#### Fragmento del texto:
···

"san eusebio de
verceli"
Audiencia
General del 17 de octubre de 2007
Ver también:
Benedicto XVI
Queridos hermanos
y hermanas:
En esta mañana os invito a reflexionar sobre san Eusebio de
Verceli, primer obispo de Italia del norte del que tenemos
noticias seguras. Nacido en Cerdeña a inicios del siglo IV, en
su tierna edad se transfirió a Roma con su familia. Más tarde
fue instituido lector: de este modo pasó a formar parte del
clero de la Urbe, en tiempos en los que la Iglesia sufría la
grave prueba de la herejía arriana.
La gran estima que rodeaba a Eusebio explica su elección, en el
año 345, a la cátedra episcopal de Verceli. El nuevo obispo
comenzó inmediatamente una intensa obra de evangelización en un
territorio que todavía era en buena parte pagano, especialmente
en las zonas rurales.
Inspirado por san Atanasio, que había escrito «La vida de san
Antonio», iniciador del monaquismo en Oriente, fundó en Verceli
una comunidad sacerdotal, semejante a una comunidad monástica.
Ese cenobio dio al clero de Italia del norte un significativo
carácter de santidad apostólica, y suscitó figuras de
importantes obispos, como Limenio y Onorato, sucesores de
Eusebio en Verceli, Gaudencio en Novara, Esuperancio en Tortona,
Eustasio en Aosta, Eulogio en Ivrea, Máximo en Turín, todos
ellos venerados por la Iglesia como santos.
Sólidamente formado en la fe del Concilio de Nicea, Eusebio
defendió con todas sus fuerzas la plena divinidad de Jesucristo,
definido por el «Credo» de Nicea «de la misma naturaleza» del
Padre. Con este objetivo se alió con los grandes padres del
siglo IV, sobre todo con san Atanasio, el heraldo de la
ortodoxia nicena, contra la política filo-arriana del emperador.

···

Entradas de elementos anotados
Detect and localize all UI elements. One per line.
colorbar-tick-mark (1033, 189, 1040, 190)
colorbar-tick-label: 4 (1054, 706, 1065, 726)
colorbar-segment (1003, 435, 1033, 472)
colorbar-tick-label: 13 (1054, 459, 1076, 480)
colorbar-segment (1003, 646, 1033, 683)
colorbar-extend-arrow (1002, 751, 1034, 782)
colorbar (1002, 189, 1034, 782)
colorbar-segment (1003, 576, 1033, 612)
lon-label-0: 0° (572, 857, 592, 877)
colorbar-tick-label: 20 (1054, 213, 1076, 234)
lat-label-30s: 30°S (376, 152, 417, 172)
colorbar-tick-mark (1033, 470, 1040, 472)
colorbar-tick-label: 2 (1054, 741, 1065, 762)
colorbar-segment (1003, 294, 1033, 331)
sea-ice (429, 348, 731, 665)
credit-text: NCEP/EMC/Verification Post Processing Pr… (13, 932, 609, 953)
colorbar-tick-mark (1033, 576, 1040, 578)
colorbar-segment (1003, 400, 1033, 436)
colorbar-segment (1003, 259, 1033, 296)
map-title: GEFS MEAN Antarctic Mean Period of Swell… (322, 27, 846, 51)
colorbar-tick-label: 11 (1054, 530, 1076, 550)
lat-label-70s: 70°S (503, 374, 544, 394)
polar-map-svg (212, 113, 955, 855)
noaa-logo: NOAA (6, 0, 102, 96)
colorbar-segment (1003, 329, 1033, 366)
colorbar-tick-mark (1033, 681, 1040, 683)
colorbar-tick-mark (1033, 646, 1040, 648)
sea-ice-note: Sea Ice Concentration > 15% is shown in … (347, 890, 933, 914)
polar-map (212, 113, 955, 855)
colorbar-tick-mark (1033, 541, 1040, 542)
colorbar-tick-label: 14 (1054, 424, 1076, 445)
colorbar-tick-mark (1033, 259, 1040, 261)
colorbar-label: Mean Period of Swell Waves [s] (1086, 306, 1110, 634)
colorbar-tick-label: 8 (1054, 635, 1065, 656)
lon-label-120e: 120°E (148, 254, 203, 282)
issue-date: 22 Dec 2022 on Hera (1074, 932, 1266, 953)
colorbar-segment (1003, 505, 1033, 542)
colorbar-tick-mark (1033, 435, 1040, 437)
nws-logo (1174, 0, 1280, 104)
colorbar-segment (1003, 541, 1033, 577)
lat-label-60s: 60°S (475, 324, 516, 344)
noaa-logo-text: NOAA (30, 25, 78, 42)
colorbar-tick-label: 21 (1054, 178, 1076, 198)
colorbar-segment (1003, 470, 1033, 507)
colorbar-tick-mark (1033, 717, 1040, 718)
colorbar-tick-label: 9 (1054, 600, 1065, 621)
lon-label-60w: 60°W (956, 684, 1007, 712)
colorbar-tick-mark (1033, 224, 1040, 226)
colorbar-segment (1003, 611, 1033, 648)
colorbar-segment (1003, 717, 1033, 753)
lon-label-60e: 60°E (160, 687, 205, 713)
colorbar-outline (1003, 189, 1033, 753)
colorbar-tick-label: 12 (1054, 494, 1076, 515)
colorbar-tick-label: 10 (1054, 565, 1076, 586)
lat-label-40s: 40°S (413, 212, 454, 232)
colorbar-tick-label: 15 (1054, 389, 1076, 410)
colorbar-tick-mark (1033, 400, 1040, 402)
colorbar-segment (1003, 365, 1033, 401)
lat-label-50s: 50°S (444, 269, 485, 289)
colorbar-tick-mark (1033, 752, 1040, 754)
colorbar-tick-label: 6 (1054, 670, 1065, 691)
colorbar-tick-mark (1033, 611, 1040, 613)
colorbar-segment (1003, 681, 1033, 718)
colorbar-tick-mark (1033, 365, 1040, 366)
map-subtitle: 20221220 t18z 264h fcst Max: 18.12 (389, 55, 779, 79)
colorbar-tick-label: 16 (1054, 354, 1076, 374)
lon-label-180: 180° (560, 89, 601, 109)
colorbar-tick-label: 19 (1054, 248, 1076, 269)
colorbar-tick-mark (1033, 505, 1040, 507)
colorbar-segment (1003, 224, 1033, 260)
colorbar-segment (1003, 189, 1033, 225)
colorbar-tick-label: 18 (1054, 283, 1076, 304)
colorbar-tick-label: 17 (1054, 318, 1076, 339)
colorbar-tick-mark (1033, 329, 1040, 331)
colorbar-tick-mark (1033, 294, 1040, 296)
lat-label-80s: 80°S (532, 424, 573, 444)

···

#### Ejercicios:
1. Cite literalmente el pasaje del texto sobre san Eusebio de Verceli que comienza con "La gran estima" y continúa hasta "las zonas rurales.".
2. Edite las entradas desde la primera hasta la línea que contiene "colorbar-tick-mark (1033, 576, 1040, 578)", ambas incluidas, y sustituya "colorbar-segment" por "colorbar-block" sin alterar nada más. Devuelva únicamente esas líneas.

#### Soluciones por ejercicio:
1.
La gran estima que rodeaba a Eusebio explica su elección, en el
año 345, a la cátedra episcopal de Verceli. El nuevo obispo
comenzó inmediatamente una intensa obra de evangelización en un
territorio que todavía era en buena parte pagano, especialmente
en las zonas rurales.

2.
Detect and localize all UI elements. One per line.
colorbar-tick-mark (1033, 189, 1040, 190)
colorbar-tick-label: 4 (1054, 706, 1065, 726)
colorbar-block (1003, 435, 1033, 472)
colorbar-tick-label: 13 (1054, 459, 1076, 480)
colorbar-block (1003, 646, 1033, 683)
colorbar-extend-arrow (1002, 751, 1034, 782)
colorbar (1002, 189, 1034, 782)
colorbar-block (1003, 576, 1033, 612)
lon-label-0: 0° (572, 857, 592, 877)
colorbar-tick-label: 20 (1054, 213, 1076, 234)
lat-label-30s: 30°S (376, 152, 417, 172)
colorbar-tick-mark (1033, 470, 1040, 472)
colorbar-tick-label: 2 (1054, 741, 1065, 762)
colorbar-block (1003, 294, 1033, 331)
sea-ice (429, 348, 731, 665)
credit-text: NCEP/EMC/Verification Post Processing Pr… (13, 932, 609, 953)
colorbar-tick-mark (1033, 576, 1040, 578)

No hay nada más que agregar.